PAGE EXTRACT:
Her younger son Kim, now 35, still lives in Oxford and is expected to attend the reunion, but it was not clear if her older son Alexander, 39, who reportedly lives in a Buddhist retreat in Portland, Oregon, would be there.

An emotional Suu Kyi delivered her Nobel lecture at Oslo City Hall on Saturday, more than two decades after receiving the peace prize awarded to her in 1991.

She was unable to accept it at the time and Alexander, then 18, delivered a speech on her behalf.

In Norway on Sunday, she co-hosted a peace forum with Bono before travelling to Dublin on Monday in the star’s private jet.

Myanmar violence

In Ireland, Suu Kyi received Amnesty International’s Ambassador of Conscience Award at a concert with performances by stars including Benin singer Angelique Kidjo and US rapper Lupe Fiasco.

She won the award in 2009, but was under house arrest in Myanmar at the time.

“To receive this award is to remind me that 24 years ago I took on duties from which I shall never be relieved but you have given me the strength to carry out,” Suu Kyi said.

Bono thanked Suu Kyi for being at the concert, saying: “We are humbled. We are grateful.”

Suu Kyi’s tour has been clouded by continued violence in western Myanmar where dozens of people have been killed and more than 30,000 people displaced by clashes between Buddhist Rakhines and stateless Muslim Rohingya.

DATA RECORDS:
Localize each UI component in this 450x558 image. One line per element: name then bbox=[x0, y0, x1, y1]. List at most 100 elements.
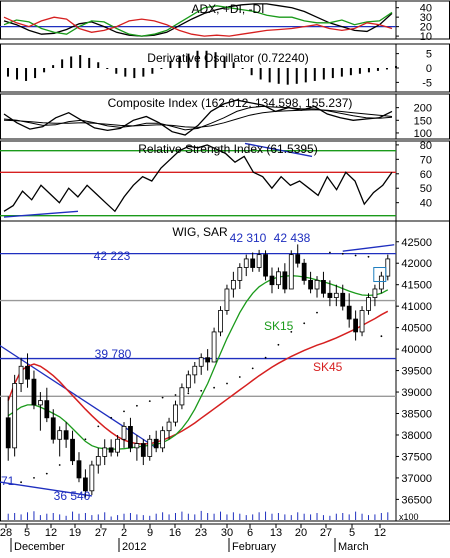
x-tick-label: 28 bbox=[0, 527, 12, 539]
candle-up bbox=[237, 267, 243, 281]
y-tick-label: 80 bbox=[420, 140, 432, 152]
y-tick-label: 38000 bbox=[401, 430, 432, 442]
month-label: 2012 bbox=[122, 541, 146, 553]
oscillator-bar bbox=[133, 68, 136, 79]
price-trendline bbox=[342, 244, 395, 252]
x-tick-label: 9 bbox=[147, 527, 153, 539]
level-label: 42 310 bbox=[230, 231, 267, 245]
candle-down bbox=[76, 460, 82, 479]
sar-dot bbox=[341, 252, 344, 255]
candle-up bbox=[192, 365, 198, 376]
candle-down bbox=[250, 258, 256, 268]
y-tick-label: 41500 bbox=[401, 280, 432, 292]
candle-up bbox=[385, 258, 391, 277]
y-tick-label: 0 bbox=[426, 63, 432, 75]
oscillator-bar bbox=[43, 68, 46, 73]
oscillator-bar bbox=[259, 68, 262, 80]
oscillator-bar bbox=[160, 68, 163, 69]
y-tick-label: 41000 bbox=[401, 301, 432, 313]
series-line-composite bbox=[3, 99, 393, 136]
x-tick-label: 5 bbox=[24, 527, 30, 539]
sar-dot bbox=[367, 255, 370, 258]
candle-down bbox=[25, 365, 30, 380]
level-label: 36 540 bbox=[54, 489, 91, 503]
y-tick-label: 40 bbox=[420, 3, 432, 15]
series-line-plus_di bbox=[3, 5, 393, 37]
sar-dot bbox=[187, 392, 190, 395]
candle-up bbox=[18, 365, 24, 384]
sar-dot bbox=[354, 254, 357, 257]
candle-up bbox=[288, 254, 294, 290]
candle-down bbox=[153, 438, 159, 449]
sar-dot bbox=[148, 400, 151, 402]
rsi-trendline-low bbox=[3, 210, 79, 218]
oscillator-bar bbox=[70, 56, 73, 68]
oscillator-bar bbox=[124, 68, 127, 77]
candle-up bbox=[102, 447, 108, 457]
oscillator-bar bbox=[214, 52, 217, 68]
y-tick-label: 39000 bbox=[401, 387, 432, 399]
sar-dot bbox=[303, 322, 306, 325]
series-line-minus_di bbox=[3, 16, 393, 37]
sar-dot bbox=[84, 438, 87, 441]
moving-average-sk45 bbox=[7, 310, 389, 445]
oscillator-bar bbox=[340, 68, 343, 77]
x-tick-label: 30 bbox=[221, 527, 233, 539]
y-tick-label: 37000 bbox=[401, 473, 432, 485]
oscillator-bar bbox=[97, 62, 100, 68]
candle-down bbox=[346, 305, 352, 320]
sar-dot bbox=[161, 396, 164, 399]
candle-down bbox=[321, 279, 326, 294]
unit-label: x100 bbox=[399, 512, 419, 522]
oscillator-bar bbox=[395, 65, 397, 68]
candle-down bbox=[269, 275, 275, 286]
candle-up bbox=[359, 310, 365, 333]
panel-title: WIG, SAR bbox=[172, 225, 228, 239]
sar-dot bbox=[277, 343, 280, 346]
panel-title: ADX, +DI, -DI bbox=[191, 2, 264, 16]
candle-down bbox=[140, 443, 146, 457]
candle-down bbox=[5, 417, 11, 449]
sar-dot bbox=[174, 394, 177, 396]
y-tick-label: 5 bbox=[426, 49, 432, 61]
oscillator-bar bbox=[79, 55, 82, 68]
oscillator-bar bbox=[358, 68, 361, 74]
oscillator-bar bbox=[223, 56, 226, 68]
sar-dot bbox=[226, 382, 228, 385]
candle-up bbox=[378, 275, 384, 290]
candle-up bbox=[173, 404, 178, 423]
price-trendline bbox=[0, 481, 92, 497]
series-line-rsi bbox=[3, 144, 393, 213]
candle-down bbox=[327, 292, 333, 298]
candle-up bbox=[366, 297, 371, 311]
candle-up bbox=[57, 430, 63, 440]
sar-dot bbox=[110, 416, 113, 419]
y-tick-label: 40500 bbox=[401, 323, 432, 335]
oscillator-bar bbox=[88, 57, 91, 68]
month-label: March bbox=[338, 541, 369, 553]
x-tick-label: 19 bbox=[69, 527, 81, 539]
oscillator-bar bbox=[34, 68, 37, 79]
candle-down bbox=[70, 438, 75, 462]
y-tick-label: -5 bbox=[422, 77, 432, 89]
candle-up bbox=[147, 438, 153, 457]
y-tick-label: 10 bbox=[420, 31, 432, 43]
candle-down bbox=[340, 292, 346, 307]
y-tick-label: 200 bbox=[414, 103, 432, 115]
x-tick-label: 6 bbox=[247, 527, 253, 539]
oscillator-bar bbox=[151, 68, 154, 74]
candle-up bbox=[256, 254, 262, 268]
candle-up bbox=[333, 292, 339, 298]
sar-dot bbox=[58, 464, 61, 466]
sar-dot bbox=[20, 481, 22, 484]
oscillator-bar bbox=[52, 65, 55, 68]
candle-down bbox=[295, 254, 301, 264]
candle-up bbox=[243, 258, 249, 268]
candle-down bbox=[31, 378, 37, 406]
sk15-label: SK15 bbox=[264, 319, 294, 333]
sar-dot bbox=[251, 367, 254, 370]
oscillator-bar bbox=[331, 68, 334, 79]
candle-up bbox=[211, 331, 217, 363]
candle-up bbox=[115, 438, 120, 453]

EXERCISE OBJECTIVE: According to the Suu Kyi article, who delivered a speech on her behalf when she was unable to accept the 1991 Nobel Peace Prize?

EXERCISE SOLUTION: Her older son Alexander, then 18.